Filter the entries below, keeping every line that has the word "castellana".

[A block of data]
──────────
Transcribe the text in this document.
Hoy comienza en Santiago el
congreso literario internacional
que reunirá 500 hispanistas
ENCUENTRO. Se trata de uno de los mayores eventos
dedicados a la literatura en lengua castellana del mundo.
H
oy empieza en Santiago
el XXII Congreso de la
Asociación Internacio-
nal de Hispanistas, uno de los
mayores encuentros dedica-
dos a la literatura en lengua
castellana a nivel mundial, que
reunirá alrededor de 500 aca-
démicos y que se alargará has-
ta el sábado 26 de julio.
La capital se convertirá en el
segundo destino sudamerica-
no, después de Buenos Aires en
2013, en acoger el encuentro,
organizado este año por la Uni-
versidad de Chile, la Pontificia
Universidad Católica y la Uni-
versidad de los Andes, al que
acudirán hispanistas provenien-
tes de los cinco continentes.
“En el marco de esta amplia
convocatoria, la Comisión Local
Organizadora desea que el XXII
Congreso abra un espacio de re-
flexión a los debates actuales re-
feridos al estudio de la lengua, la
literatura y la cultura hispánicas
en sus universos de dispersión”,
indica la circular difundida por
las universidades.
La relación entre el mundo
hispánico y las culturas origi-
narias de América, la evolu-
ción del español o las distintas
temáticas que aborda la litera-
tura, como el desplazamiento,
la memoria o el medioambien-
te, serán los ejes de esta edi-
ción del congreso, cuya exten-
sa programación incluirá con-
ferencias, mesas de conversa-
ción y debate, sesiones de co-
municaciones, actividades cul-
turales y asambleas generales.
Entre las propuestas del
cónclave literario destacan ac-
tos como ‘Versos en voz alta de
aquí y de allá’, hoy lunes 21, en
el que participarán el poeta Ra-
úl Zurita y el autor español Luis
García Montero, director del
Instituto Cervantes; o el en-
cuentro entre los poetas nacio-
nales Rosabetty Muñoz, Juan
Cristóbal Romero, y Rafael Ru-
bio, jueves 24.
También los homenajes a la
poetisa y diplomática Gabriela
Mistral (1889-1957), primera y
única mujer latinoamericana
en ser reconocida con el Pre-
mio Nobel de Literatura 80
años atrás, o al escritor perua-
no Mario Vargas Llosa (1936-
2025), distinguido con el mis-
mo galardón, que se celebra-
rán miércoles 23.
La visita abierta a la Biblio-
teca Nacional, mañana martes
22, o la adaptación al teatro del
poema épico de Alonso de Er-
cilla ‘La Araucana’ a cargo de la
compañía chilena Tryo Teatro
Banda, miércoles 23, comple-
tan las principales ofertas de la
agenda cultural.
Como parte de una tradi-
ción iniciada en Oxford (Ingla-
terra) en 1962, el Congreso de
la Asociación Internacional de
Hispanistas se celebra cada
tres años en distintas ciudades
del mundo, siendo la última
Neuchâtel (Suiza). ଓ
──────────
Task result:
dedicados a la literatura en lengua castellana del mundo.
castellana a nivel mundial, que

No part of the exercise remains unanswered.